Structured figure records:

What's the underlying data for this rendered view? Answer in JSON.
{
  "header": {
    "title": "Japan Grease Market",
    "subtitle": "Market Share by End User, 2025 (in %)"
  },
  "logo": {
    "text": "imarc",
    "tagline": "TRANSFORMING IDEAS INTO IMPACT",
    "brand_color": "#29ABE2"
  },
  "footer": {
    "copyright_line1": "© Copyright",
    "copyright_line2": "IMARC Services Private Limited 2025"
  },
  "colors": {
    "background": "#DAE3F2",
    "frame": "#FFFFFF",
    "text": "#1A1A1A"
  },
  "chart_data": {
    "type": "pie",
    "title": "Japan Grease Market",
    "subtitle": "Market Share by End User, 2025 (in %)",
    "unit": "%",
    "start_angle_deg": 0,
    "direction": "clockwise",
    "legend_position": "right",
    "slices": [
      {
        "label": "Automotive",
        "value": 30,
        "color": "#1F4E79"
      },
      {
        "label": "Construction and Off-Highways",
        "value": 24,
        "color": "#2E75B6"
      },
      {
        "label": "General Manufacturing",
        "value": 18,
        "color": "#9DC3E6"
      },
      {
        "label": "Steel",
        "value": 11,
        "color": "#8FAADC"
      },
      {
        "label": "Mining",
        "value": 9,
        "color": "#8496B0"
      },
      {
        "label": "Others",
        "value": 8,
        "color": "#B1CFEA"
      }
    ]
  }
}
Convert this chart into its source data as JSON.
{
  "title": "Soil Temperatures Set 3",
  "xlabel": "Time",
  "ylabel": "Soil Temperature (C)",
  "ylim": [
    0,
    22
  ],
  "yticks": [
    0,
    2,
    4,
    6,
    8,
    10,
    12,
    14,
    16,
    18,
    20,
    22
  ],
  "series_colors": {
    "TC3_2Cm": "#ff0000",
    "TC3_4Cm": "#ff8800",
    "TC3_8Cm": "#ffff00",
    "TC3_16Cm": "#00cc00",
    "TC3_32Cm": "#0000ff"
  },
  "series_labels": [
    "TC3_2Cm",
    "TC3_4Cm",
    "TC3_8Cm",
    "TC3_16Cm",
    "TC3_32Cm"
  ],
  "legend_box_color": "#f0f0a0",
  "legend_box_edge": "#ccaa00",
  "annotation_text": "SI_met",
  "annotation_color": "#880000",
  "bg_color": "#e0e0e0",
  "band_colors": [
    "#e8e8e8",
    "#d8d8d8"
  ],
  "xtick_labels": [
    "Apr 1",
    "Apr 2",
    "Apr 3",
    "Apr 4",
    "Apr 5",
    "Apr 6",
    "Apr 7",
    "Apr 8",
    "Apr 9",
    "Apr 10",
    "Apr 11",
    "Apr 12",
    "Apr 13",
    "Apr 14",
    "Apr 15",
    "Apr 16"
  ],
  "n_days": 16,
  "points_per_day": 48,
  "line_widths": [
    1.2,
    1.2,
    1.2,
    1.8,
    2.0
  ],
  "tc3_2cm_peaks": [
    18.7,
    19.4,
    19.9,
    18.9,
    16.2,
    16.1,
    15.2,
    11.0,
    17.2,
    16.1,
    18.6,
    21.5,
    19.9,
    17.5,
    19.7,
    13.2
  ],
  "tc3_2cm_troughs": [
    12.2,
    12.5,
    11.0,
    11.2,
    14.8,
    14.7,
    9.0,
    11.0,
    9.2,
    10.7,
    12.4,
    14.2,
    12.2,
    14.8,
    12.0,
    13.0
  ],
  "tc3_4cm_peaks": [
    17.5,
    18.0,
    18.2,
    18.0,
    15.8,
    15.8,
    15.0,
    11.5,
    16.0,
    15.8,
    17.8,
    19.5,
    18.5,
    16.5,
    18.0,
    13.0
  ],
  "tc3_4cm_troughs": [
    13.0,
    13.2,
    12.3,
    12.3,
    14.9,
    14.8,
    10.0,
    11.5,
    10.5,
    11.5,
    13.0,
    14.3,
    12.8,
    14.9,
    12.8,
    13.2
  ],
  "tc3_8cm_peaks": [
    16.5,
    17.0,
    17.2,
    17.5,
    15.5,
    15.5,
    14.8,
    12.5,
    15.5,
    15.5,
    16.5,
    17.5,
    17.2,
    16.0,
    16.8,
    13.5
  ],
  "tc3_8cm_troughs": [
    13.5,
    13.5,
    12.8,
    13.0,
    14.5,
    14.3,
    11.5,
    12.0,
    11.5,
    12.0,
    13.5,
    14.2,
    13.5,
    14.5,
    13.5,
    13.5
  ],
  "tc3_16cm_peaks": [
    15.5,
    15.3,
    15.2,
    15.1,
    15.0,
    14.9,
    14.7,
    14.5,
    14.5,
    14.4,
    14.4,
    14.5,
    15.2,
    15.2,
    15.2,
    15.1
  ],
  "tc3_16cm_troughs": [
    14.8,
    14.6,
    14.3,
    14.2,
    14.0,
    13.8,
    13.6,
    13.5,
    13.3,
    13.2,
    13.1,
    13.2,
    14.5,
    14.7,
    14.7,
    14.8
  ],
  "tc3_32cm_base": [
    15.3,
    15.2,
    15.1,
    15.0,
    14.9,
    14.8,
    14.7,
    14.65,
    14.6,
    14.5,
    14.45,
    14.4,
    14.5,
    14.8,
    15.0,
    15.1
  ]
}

* What is being asked *
Some lines of the data above may hold the word "User"; report how many do, and nothing else.

* Solution below *
2